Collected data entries
* * *

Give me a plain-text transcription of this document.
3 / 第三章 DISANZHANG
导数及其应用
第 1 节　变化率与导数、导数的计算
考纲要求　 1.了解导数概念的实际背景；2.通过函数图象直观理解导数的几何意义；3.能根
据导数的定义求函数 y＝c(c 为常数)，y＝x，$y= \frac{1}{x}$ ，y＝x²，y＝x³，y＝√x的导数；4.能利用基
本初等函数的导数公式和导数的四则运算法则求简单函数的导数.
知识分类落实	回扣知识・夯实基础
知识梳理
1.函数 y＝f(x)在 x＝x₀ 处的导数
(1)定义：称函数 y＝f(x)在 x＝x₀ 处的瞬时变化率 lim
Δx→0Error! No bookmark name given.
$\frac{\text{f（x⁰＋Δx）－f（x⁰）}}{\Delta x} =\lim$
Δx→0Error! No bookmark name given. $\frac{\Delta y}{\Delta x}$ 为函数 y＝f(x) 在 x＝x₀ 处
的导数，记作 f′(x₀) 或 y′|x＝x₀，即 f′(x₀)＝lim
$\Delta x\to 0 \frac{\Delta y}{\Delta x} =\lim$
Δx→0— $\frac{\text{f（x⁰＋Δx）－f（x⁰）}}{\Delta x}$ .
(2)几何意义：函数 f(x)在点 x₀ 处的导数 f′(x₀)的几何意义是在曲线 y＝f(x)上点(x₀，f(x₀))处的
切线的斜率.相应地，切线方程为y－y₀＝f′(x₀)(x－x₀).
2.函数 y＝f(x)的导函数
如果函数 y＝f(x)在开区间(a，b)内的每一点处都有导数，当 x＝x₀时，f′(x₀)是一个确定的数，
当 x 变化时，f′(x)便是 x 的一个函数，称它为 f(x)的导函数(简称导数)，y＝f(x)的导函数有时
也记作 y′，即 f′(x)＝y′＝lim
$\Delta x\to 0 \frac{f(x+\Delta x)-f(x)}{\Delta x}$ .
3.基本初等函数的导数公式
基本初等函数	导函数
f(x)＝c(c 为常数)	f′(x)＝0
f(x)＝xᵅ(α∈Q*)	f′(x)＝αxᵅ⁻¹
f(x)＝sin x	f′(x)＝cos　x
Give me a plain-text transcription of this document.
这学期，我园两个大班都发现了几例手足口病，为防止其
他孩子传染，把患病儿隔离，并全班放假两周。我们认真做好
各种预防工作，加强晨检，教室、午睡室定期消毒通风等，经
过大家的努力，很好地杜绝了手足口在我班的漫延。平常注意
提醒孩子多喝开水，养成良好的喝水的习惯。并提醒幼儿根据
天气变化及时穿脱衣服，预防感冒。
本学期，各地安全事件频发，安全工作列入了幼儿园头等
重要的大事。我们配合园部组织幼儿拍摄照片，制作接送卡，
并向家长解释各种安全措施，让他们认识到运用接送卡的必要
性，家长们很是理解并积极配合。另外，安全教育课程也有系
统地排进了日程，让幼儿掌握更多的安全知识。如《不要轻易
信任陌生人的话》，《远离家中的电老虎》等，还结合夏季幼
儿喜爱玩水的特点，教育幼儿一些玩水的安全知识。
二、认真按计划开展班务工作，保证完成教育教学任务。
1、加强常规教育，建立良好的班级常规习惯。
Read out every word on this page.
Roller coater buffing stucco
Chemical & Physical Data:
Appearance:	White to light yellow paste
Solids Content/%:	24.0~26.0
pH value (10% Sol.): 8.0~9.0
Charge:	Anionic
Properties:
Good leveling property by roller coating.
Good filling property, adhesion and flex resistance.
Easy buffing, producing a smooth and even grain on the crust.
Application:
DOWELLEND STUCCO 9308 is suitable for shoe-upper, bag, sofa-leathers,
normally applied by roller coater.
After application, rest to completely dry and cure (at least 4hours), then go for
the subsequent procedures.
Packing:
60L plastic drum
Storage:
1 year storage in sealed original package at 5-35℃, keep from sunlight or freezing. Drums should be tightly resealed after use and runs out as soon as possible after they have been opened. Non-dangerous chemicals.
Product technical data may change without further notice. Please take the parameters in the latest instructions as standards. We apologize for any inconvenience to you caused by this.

* * *

WRITTEN PROBLEM
Collect the lines of the records that include the string "buffing".

RESULT
Roller coater buffing stucco
Easy buffing, producing a smooth and even grain on the crust.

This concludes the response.